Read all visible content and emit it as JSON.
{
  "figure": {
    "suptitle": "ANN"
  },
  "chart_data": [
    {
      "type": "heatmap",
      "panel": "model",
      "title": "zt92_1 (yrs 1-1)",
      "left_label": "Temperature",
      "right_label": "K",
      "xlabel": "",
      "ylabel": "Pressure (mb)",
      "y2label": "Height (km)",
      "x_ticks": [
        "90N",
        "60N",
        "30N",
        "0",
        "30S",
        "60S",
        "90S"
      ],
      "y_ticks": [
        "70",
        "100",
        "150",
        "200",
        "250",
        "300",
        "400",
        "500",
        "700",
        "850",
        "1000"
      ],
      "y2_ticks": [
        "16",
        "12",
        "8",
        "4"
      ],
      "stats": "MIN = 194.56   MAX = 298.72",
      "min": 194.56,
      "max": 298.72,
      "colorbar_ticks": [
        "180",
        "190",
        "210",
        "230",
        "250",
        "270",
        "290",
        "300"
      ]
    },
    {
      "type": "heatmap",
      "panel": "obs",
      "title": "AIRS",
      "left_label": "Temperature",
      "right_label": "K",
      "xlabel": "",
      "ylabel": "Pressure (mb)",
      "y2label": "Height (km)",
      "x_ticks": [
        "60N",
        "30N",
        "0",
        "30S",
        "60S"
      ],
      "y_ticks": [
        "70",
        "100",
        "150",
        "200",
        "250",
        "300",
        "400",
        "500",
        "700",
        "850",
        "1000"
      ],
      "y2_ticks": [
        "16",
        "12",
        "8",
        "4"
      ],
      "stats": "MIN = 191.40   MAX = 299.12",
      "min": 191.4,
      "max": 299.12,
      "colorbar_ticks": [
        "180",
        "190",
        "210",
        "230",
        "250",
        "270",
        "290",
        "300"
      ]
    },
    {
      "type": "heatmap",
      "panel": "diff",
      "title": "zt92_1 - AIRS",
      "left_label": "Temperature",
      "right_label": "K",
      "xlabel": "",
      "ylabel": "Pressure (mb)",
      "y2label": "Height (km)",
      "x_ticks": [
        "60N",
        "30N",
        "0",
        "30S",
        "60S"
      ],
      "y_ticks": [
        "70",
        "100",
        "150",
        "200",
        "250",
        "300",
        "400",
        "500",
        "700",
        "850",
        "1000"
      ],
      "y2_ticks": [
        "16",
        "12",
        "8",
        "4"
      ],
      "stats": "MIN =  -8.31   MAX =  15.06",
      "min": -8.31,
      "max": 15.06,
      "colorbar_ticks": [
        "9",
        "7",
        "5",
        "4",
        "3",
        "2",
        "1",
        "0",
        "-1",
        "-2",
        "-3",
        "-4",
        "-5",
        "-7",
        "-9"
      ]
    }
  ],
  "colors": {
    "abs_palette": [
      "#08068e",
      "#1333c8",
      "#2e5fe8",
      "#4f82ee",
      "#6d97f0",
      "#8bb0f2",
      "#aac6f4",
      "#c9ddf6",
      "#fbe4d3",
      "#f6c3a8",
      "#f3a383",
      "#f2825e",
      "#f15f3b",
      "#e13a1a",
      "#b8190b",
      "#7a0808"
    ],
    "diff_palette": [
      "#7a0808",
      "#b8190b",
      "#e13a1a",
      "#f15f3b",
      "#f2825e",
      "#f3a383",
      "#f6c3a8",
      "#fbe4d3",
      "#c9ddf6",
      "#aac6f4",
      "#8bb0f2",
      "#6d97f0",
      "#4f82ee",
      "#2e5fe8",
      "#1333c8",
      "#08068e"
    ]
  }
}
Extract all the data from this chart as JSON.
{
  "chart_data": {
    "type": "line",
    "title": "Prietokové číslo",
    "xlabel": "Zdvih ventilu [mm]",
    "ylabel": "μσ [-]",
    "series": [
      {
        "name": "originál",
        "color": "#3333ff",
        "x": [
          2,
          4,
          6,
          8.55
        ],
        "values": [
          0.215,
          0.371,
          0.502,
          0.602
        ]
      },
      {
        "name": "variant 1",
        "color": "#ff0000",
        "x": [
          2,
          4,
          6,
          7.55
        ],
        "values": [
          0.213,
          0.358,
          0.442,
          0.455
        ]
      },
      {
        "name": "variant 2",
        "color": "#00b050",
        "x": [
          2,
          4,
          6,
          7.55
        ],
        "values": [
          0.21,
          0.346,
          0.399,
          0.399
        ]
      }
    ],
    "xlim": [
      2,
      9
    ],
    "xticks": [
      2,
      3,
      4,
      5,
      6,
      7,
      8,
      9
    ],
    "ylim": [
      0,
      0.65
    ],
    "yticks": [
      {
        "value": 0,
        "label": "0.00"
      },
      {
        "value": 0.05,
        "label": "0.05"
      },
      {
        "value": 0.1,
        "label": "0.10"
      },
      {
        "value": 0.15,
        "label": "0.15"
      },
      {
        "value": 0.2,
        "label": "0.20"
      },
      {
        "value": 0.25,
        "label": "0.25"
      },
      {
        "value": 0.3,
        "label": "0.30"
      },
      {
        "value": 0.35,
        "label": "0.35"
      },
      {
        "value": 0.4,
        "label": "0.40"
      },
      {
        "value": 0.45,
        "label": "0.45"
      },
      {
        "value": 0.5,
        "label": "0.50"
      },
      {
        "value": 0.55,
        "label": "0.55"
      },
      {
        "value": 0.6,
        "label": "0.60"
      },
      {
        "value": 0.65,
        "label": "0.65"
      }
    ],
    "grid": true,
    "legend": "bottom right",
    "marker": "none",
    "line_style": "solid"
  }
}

== == ==

Repeat each record exactly, leaving nothing out.

EXERCISE RESPONSE:
Read all visible content and emit it as JSON.
{
  "figure": {
    "suptitle": "ANN"
  },
  "chart_data": [
    {
      "type": "heatmap",
      "panel": "model",
      "title": "zt92_1 (yrs 1-1)",
      "left_label": "Temperature",
      "right_label": "K",
      "xlabel": "",
      "ylabel": "Pressure (mb)",
      "y2label": "Height (km)",
      "x_ticks": [
        "90N",
        "60N",
        "30N",
        "0",
        "30S",
        "60S",
        "90S"
      ],
      "y_ticks": [
        "70",
        "100",
        "150",
        "200",
        "250",
        "300",
        "400",
        "500",
        "700",
        "850",
        "1000"
      ],
      "y2_ticks": [
        "16",
        "12",
        "8",
        "4"
      ],
      "stats": "MIN = 194.56   MAX = 298.72",
      "min": 194.56,
      "max": 298.72,
      "colorbar_ticks": [
        "180",
        "190",
        "210",
        "230",
        "250",
        "270",
        "290",
        "300"
      ]
    },
    {
      "type": "heatmap",
      "panel": "obs",
      "title": "AIRS",
      "left_label": "Temperature",
      "right_label": "K",
      "xlabel": "",
      "ylabel": "Pressure (mb)",
      "y2label": "Height (km)",
      "x_ticks": [
        "60N",
        "30N",
        "0",
        "30S",
        "60S"
      ],
      "y_ticks": [
        "70",
        "100",
        "150",
        "200",
        "250",
        "300",
        "400",
        "500",
        "700",
        "850",
        "1000"
      ],
      "y2_ticks": [
        "16",
        "12",
        "8",
        "4"
      ],
      "stats": "MIN = 191.40   MAX = 299.12",
      "min": 191.4,
      "max": 299.12,
      "colorbar_ticks": [
        "180",
        "190",
        "210",
        "230",
        "250",
        "270",
        "290",
        "300"
      ]
    },
    {
      "type": "heatmap",
      "panel": "diff",
      "title": "zt92_1 - AIRS",
      "left_label": "Temperature",
      "right_label": "K",
      "xlabel": "",
      "ylabel": "Pressure (mb)",
      "y2label": "Height (km)",
      "x_ticks": [
        "60N",
        "30N",
        "0",
        "30S",
        "60S"
      ],
      "y_ticks": [
        "70",
        "100",
        "150",
        "200",
        "250",
        "300",
        "400",
        "500",
        "700",
        "850",
        "1000"
      ],
      "y2_ticks": [
        "16",
        "12",
        "8",
        "4"
      ],
      "stats": "MIN =  -8.31   MAX =  15.06",
      "min": -8.31,
      "max": 15.06,
      "colorbar_ticks": [
        "9",
        "7",
        "5",
        "4",
        "3",
        "2",
        "1",
        "0",
        "-1",
        "-2",
        "-3",
        "-4",
        "-5",
        "-7",
        "-9"
      ]
    }
  ],
  "colors": {
    "abs_palette": [
      "#08068e",
      "#1333c8",
      "#2e5fe8",
      "#4f82ee",
      "#6d97f0",
      "#8bb0f2",
      "#aac6f4",
      "#c9ddf6",
      "#fbe4d3",
      "#f6c3a8",
      "#f3a383",
      "#f2825e",
      "#f15f3b",
      "#e13a1a",
      "#b8190b",
      "#7a0808"
    ],
    "diff_palette": [
      "#7a0808",
      "#b8190b",
      "#e13a1a",
      "#f15f3b",
      "#f2825e",
      "#f3a383",
      "#f6c3a8",
      "#fbe4d3",
      "#c9ddf6",
      "#aac6f4",
      "#8bb0f2",
      "#6d97f0",
      "#4f82ee",
      "#2e5fe8",
      "#1333c8",
      "#08068e"
    ]
  }
}
Extract all the data from this chart as JSON.
{
  "chart_data": {
    "type": "line",
    "title": "Prietokové číslo",
    "xlabel": "Zdvih ventilu [mm]",
    "ylabel": "μσ [-]",
    "series": [
      {
        "name": "originál",
        "color": "#3333ff",
        "x": [
          2,
          4,
          6,
          8.55
        ],
        "values": [
          0.215,
          0.371,
          0.502,
          0.602
        ]
      },
      {
        "name": "variant 1",
        "color": "#ff0000",
        "x": [
          2,
          4,
          6,
          7.55
        ],
        "values": [
          0.213,
          0.358,
          0.442,
          0.455
        ]
      },
      {
        "name": "variant 2",
        "color": "#00b050",
        "x": [
          2,
          4,
          6,
          7.55
        ],
        "values": [
          0.21,
          0.346,
          0.399,
          0.399
        ]
      }
    ],
    "xlim": [
      2,
      9
    ],
    "xticks": [
      2,
      3,
      4,
      5,
      6,
      7,
      8,
      9
    ],
    "ylim": [
      0,
      0.65
    ],
    "yticks": [
      {
        "value": 0,
        "label": "0.00"
      },
      {
        "value": 0.05,
        "label": "0.05"
      },
      {
        "value": 0.1,
        "label": "0.10"
      },
      {
        "value": 0.15,
        "label": "0.15"
      },
      {
        "value": 0.2,
        "label": "0.20"
      },
      {
        "value": 0.25,
        "label": "0.25"
      },
      {
        "value": 0.3,
        "label": "0.30"
      },
      {
        "value": 0.35,
        "label": "0.35"
      },
      {
        "value": 0.4,
        "label": "0.40"
      },
      {
        "value": 0.45,
        "label": "0.45"
      },
      {
        "value": 0.5,
        "label": "0.50"
      },
      {
        "value": 0.55,
        "label": "0.55"
      },
      {
        "value": 0.6,
        "label": "0.60"
      },
      {
        "value": 0.65,
        "label": "0.65"
      }
    ],
    "grid": true,
    "legend": "bottom right",
    "marker": "none",
    "line_style": "solid"
  }
}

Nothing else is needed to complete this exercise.